CHALLENGE
Find every line with the word "Over" and give their count, nothing else.

DATA PROVIDED
################

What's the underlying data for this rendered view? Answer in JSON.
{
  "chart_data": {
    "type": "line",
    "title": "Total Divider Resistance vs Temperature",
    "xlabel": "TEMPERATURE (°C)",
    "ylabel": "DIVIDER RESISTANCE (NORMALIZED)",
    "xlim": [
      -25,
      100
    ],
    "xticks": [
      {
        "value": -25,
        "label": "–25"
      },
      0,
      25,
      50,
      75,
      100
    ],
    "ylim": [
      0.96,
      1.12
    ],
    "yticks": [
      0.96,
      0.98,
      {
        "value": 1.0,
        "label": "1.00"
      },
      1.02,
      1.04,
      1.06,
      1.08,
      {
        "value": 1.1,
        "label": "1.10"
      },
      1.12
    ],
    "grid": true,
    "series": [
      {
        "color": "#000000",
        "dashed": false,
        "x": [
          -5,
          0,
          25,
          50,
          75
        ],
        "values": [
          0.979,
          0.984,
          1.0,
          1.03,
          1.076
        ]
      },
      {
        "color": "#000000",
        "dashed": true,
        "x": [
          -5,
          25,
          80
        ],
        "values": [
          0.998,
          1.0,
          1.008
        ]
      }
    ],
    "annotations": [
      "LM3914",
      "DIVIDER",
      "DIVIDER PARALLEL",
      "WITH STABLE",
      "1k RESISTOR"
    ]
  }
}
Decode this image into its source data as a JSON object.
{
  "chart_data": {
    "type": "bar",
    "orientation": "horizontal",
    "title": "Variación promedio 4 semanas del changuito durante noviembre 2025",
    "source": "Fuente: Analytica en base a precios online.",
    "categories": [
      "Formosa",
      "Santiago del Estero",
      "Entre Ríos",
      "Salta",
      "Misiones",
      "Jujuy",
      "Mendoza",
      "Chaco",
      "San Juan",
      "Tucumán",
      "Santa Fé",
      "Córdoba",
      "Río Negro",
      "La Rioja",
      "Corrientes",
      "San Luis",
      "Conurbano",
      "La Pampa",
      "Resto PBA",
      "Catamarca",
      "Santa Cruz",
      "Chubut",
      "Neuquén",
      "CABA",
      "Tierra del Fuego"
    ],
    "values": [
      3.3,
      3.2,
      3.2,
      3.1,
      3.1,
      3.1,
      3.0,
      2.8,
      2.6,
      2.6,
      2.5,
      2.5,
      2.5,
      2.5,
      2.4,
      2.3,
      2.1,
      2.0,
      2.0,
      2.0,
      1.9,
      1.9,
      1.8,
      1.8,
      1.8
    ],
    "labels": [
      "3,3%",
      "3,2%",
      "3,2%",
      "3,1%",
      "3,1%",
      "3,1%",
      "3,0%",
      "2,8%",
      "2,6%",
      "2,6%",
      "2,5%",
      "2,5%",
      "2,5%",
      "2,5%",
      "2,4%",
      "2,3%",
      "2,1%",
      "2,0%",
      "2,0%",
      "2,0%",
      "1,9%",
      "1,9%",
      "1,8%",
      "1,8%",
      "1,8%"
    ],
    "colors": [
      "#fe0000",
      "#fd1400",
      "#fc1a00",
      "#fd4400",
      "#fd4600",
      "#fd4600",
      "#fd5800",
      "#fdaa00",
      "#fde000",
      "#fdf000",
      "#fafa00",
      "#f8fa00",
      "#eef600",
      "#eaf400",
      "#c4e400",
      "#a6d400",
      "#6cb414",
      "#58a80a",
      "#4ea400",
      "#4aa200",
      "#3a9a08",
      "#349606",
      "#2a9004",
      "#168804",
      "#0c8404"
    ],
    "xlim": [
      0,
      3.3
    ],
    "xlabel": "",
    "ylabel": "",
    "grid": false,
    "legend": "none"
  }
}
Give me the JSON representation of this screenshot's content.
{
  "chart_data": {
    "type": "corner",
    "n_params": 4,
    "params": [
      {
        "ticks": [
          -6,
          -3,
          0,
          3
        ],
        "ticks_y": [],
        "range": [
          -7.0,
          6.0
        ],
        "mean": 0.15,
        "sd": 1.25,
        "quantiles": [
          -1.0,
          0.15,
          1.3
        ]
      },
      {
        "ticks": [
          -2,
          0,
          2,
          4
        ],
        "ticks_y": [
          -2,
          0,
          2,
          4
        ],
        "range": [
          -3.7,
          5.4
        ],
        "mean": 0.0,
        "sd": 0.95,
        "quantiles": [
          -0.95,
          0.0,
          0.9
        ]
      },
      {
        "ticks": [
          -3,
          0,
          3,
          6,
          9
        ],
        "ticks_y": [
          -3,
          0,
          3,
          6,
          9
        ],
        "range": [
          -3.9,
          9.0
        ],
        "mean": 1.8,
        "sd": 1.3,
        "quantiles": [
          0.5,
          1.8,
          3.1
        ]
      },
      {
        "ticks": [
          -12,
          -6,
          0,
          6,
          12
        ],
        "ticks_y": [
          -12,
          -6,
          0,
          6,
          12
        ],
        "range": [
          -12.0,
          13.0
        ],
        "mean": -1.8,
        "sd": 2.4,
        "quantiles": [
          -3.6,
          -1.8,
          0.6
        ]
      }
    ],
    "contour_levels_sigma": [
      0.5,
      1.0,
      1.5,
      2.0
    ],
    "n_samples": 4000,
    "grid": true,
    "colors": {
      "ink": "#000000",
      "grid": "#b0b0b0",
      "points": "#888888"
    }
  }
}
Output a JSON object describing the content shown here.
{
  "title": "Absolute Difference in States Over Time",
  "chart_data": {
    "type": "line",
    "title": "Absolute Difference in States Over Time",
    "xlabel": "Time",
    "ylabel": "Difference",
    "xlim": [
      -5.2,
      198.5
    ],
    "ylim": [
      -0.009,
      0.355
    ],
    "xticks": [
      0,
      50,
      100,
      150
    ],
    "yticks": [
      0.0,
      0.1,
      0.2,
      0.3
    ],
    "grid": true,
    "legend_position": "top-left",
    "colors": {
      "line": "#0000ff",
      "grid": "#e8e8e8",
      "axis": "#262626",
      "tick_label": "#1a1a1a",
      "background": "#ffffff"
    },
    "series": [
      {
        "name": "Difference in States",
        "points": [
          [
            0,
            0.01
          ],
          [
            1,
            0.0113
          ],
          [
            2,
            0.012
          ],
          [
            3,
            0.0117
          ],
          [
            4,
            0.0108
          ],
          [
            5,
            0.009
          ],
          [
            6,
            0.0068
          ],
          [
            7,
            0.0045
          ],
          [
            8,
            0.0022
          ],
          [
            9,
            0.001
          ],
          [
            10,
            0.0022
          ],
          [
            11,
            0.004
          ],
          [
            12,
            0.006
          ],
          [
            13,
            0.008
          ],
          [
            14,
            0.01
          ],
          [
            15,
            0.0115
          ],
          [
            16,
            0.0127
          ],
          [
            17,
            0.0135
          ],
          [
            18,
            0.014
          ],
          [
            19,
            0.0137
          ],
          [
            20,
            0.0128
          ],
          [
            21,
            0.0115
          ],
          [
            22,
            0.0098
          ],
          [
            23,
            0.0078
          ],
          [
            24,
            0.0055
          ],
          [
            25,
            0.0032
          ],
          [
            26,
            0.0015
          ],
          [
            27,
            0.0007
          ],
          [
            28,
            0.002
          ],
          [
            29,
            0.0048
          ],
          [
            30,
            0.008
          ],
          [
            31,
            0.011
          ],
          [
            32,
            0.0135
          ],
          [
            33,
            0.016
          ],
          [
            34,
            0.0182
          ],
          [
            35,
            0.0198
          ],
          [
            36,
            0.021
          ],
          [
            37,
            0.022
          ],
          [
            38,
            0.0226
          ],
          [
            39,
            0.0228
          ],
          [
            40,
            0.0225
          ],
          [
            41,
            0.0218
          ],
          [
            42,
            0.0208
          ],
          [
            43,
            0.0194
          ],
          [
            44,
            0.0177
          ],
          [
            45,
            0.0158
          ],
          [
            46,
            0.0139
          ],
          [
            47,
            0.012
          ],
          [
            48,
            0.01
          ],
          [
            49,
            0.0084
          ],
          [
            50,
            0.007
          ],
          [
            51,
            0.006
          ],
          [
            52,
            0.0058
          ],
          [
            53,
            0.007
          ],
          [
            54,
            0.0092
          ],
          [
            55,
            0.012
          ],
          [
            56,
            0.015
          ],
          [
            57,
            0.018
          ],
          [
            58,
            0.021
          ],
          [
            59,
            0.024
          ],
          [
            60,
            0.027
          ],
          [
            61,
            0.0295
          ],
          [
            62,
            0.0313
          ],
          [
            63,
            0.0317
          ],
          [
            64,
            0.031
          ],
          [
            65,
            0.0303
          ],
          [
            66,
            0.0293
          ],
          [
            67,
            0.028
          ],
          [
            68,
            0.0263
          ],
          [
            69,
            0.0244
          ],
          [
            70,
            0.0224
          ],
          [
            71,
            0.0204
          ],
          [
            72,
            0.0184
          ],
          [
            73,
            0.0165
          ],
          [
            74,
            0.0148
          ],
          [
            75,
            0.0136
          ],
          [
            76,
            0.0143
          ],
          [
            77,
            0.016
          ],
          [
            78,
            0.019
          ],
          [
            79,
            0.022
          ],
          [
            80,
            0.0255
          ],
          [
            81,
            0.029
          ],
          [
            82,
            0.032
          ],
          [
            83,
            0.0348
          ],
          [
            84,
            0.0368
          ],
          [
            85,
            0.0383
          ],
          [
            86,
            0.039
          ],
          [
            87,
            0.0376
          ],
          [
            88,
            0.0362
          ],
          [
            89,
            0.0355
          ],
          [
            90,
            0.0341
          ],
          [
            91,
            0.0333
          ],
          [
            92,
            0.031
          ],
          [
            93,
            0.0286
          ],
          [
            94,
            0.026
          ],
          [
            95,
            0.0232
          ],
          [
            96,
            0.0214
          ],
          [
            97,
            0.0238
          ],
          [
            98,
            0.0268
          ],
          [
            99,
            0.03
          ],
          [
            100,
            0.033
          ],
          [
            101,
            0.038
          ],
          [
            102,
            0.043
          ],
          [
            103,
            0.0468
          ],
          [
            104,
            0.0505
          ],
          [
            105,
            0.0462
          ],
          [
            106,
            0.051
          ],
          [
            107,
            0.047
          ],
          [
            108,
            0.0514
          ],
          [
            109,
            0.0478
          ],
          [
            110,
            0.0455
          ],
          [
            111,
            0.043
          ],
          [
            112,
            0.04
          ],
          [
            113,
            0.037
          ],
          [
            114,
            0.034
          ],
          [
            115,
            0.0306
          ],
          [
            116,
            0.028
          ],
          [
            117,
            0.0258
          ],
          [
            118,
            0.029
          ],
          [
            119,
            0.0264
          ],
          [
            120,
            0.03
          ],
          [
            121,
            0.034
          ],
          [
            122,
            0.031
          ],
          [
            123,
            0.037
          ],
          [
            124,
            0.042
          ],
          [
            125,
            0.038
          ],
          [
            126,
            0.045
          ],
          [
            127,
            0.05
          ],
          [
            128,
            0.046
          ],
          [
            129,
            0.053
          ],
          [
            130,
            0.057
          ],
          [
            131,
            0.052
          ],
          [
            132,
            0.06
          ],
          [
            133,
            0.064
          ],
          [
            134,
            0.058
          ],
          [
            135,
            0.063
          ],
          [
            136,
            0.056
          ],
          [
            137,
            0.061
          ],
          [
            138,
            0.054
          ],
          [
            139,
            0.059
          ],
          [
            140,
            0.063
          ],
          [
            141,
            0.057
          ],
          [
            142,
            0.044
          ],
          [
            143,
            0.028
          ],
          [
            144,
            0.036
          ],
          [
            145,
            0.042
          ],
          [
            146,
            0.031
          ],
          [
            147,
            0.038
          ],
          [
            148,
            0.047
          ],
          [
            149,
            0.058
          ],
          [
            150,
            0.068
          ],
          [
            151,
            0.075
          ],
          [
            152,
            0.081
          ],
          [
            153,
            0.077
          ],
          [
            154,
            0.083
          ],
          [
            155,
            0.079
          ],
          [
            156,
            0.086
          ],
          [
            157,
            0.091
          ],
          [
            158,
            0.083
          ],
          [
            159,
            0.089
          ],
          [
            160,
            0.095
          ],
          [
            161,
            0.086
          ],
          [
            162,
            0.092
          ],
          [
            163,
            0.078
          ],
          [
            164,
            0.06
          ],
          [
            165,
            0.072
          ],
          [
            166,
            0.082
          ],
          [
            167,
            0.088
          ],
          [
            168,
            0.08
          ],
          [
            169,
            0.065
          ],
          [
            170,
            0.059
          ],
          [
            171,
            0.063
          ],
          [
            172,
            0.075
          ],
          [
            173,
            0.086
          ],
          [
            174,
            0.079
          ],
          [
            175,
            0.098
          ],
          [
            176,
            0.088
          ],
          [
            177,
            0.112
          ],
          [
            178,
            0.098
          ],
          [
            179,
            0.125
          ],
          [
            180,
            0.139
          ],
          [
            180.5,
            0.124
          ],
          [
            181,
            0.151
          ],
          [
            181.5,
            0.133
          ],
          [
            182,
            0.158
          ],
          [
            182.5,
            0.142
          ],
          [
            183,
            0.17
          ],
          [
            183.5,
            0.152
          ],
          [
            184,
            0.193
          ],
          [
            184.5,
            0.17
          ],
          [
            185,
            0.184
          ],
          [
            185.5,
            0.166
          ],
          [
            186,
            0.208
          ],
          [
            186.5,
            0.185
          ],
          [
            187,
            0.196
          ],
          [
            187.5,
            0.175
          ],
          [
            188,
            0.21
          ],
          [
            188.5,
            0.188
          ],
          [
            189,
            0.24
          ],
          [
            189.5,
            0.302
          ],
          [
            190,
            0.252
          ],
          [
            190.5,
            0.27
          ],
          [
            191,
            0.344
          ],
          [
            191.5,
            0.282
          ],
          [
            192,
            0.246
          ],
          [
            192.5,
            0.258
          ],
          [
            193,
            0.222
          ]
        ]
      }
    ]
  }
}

################

FULL SOLUTION
2